▸ **INSTRUÇÕES DE TRABALHO**
1) Reescreva de forma mais breve o parágrafo dos comentários sobre os avós que começa por «O lago dos capuchos», mantendo os factos principais.
2) Prossiga os comentários sobre os avós a partir do ponto em que terminam.

Nas noites estreladas, gosto de olhar o céu, fixar uma estrela e imaginar que são eles que estão lá, sempre a iluminar-mos de uma forma silenciosa.
beijos
Grande.
[O lago dos capuchos no monte da caparaica também é avassaladoramente pequeno comparado com recordações que tenho da minha avó Zá que levava um saco do Pão de Açucar com papos-secos duros para dar aos patos.]
Gostei tanto!!
A minha avó é arisca. Muito arisca.
Agora diz que quer ir ao cinema com a sua neta. Diz que quer, porque quer!
E eu vou, porque vou!
Muito bom este texto sobre nós e os nossos avós! Gostei e amei...
Beijuzzz
Djáli Fields
E o pátio alfacinha dos meus avós, e o sofá de pele branca da minha (outra)avó...
Deixo uma propostas: QUE O BENFICA DEDIQUE O CAMPEONATO A TODOS OS AVÓS!!!
m a r a v i l h o s o!
adorei, uma crónica da alma!
És o maior a escrever recordações, Ricky! E outras coisas mais...

▸ **MATERIAL FORNECIDO**
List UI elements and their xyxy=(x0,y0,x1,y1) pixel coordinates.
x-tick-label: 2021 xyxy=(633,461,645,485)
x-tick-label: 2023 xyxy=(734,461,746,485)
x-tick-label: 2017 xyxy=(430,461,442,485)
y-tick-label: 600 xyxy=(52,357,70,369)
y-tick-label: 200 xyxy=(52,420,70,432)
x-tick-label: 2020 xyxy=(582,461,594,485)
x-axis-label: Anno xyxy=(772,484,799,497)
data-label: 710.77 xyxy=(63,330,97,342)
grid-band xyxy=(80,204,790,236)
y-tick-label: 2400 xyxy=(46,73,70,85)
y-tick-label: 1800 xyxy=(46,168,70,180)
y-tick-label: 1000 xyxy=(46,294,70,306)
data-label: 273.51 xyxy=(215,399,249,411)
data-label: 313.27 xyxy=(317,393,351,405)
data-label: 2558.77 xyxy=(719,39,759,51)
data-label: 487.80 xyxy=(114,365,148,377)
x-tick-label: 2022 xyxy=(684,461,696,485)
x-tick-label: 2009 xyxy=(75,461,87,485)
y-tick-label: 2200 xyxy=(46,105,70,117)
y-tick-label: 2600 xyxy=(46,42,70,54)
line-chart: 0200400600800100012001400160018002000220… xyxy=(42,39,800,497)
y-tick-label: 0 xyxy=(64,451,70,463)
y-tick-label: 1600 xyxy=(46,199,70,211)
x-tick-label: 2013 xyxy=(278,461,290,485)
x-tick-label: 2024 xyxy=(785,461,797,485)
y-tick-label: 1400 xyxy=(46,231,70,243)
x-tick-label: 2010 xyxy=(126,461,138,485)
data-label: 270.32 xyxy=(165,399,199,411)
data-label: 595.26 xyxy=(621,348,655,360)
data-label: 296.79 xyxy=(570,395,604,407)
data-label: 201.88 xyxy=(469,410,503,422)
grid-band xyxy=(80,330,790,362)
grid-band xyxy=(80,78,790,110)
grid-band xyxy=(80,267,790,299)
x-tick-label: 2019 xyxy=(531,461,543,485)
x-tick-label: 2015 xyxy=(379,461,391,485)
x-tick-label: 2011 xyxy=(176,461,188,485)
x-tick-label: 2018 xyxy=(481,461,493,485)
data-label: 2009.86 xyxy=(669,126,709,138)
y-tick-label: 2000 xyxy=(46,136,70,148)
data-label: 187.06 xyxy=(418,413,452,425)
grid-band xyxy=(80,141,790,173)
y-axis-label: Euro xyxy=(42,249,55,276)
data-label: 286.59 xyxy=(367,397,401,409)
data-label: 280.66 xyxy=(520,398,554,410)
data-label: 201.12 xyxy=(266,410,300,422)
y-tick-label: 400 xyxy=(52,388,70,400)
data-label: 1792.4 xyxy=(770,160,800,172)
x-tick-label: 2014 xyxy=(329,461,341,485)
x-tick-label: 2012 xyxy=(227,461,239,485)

▸ **RESPOSTAS ESCRITAS**
1) O lago dos capuchos parece muito pequeno ao lado das recordações da minha avó Zá, que levava num saco do Pão de Açucar papos-secos duros para dar aos patos.

2)
A tua história lembra-me a vó Estina, que morava numa casa com janelas aos corações e fazia o melhor arroz doce do mundo! Que saudades! Beijo grande.
Quando penso nas minhas queridas avós o que me vem à cabeça são os lanches, no tempo em que brincávamos tardes inteiras na rua... A avÓlinda, gulosa, gostava de chá preto com leite mto doce e bolachinhas torradas. A avó Claudina dáva-nos cacau e papo-secos com manteiga. Ainda hoje são os meus lanches preferidos... e tão doce que é recordá-las
Tenho de escrever aqui... cresci na casa da minha avo Zita na av de Pangim... aminha avo eterna!